• Exercise input:
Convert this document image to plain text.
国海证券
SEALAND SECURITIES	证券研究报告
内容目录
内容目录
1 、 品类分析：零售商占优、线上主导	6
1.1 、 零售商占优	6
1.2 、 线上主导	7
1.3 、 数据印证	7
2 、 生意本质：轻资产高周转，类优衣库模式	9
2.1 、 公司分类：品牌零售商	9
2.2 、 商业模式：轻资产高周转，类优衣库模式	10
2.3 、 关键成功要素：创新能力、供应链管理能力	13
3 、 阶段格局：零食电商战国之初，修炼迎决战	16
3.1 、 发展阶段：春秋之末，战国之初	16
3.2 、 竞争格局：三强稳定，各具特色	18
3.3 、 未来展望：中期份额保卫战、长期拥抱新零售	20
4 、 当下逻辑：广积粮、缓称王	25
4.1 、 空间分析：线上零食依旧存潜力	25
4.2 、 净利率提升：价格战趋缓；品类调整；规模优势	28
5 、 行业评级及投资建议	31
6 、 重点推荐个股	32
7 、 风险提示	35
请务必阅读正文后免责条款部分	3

• What you have to do:
Pull every line containing the word "类优衣库模式" out of the material.

• The reply:
2 、 生意本质：轻资产高周转，类优衣库模式	9
2.2 、 商业模式：轻资产高周转，类优衣库模式	10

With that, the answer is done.